= Dataset excerpts =
**********

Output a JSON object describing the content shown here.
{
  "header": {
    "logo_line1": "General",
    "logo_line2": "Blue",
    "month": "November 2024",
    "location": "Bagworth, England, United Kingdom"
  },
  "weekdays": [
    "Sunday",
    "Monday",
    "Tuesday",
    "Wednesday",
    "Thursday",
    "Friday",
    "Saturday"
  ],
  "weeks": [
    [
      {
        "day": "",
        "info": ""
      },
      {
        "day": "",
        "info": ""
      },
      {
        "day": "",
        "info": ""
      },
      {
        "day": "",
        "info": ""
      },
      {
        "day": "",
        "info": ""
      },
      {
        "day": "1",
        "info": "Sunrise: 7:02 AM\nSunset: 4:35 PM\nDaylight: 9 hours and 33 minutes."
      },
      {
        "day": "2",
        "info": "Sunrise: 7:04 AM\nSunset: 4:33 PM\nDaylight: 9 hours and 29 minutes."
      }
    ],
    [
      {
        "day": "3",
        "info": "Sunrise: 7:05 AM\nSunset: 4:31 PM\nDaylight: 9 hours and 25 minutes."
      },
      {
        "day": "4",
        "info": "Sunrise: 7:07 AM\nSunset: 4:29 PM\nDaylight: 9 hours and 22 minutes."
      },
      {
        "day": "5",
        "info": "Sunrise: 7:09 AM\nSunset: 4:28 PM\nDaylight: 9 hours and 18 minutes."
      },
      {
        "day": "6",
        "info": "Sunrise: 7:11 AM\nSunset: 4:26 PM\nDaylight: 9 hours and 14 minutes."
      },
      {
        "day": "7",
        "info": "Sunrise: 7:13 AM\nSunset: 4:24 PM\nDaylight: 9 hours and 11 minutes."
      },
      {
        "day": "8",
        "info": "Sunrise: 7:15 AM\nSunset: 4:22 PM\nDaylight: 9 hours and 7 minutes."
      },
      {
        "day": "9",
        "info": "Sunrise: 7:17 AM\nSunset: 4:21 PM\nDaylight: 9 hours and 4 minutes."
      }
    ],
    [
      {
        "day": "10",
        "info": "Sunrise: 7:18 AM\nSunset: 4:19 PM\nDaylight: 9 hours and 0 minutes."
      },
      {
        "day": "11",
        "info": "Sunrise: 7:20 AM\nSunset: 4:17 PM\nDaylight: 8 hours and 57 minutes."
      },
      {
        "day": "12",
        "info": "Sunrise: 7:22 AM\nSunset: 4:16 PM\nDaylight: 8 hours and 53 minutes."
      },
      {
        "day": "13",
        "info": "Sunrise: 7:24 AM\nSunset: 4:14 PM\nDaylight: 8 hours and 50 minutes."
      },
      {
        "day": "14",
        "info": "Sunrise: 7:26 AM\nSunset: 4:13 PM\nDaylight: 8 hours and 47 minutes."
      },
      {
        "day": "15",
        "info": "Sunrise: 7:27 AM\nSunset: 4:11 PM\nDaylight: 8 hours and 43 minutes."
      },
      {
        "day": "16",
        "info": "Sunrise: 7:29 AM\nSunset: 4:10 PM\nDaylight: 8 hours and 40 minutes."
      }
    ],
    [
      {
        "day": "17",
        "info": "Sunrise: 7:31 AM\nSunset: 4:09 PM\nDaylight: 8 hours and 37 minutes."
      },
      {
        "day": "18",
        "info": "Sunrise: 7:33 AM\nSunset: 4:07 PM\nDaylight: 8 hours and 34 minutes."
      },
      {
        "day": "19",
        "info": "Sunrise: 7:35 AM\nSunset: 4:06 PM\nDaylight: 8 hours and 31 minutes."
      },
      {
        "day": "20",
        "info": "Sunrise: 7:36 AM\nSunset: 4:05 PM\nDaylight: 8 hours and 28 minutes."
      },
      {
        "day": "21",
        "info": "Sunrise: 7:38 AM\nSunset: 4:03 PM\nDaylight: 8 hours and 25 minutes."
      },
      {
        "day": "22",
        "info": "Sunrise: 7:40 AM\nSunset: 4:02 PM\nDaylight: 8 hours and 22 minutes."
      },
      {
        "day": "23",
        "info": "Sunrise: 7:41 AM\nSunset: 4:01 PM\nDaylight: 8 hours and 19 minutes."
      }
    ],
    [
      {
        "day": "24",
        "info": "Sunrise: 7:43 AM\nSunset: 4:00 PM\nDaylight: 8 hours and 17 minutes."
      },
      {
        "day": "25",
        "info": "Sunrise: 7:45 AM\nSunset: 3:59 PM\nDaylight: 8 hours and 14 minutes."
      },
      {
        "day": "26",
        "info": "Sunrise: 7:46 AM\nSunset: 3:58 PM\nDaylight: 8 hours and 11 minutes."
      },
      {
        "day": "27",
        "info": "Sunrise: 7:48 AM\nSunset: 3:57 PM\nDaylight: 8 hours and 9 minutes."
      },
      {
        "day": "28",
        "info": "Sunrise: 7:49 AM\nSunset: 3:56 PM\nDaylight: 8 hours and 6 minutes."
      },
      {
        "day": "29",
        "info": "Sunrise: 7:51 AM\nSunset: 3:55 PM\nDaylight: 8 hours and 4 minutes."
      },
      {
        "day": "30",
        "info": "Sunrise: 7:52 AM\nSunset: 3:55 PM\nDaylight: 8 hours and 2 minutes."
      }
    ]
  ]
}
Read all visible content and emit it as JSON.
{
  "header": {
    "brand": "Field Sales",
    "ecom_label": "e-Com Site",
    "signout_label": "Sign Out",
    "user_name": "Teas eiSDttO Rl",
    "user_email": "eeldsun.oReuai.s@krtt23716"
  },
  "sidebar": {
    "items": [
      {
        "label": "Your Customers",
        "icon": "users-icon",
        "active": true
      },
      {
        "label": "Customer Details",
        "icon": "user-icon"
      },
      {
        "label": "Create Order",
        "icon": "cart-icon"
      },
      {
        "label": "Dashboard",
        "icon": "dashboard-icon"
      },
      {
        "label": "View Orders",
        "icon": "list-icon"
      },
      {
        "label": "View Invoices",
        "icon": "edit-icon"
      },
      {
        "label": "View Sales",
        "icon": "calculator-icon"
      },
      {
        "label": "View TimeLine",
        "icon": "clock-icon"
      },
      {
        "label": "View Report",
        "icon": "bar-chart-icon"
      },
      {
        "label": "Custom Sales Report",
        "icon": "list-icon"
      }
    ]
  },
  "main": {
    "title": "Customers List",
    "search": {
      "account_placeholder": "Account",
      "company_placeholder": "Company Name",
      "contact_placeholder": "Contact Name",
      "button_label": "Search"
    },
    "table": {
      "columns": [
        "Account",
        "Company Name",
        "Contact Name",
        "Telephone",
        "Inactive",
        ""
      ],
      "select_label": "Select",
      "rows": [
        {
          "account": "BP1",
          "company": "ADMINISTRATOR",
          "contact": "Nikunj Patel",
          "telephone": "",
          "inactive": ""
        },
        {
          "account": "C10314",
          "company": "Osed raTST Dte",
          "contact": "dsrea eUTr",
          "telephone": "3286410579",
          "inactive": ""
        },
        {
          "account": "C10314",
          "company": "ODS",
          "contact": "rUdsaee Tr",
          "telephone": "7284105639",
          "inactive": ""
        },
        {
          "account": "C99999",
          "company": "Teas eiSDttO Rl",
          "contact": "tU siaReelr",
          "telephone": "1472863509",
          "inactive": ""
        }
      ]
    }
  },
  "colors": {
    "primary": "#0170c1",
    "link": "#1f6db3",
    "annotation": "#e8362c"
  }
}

**********

= Written problem =
Copy out every line in the listing where the word "Sales" appears.

= Exercise output =
    "brand": "Field Sales",
        "label": "View Sales",
        "label": "Custom Sales Report",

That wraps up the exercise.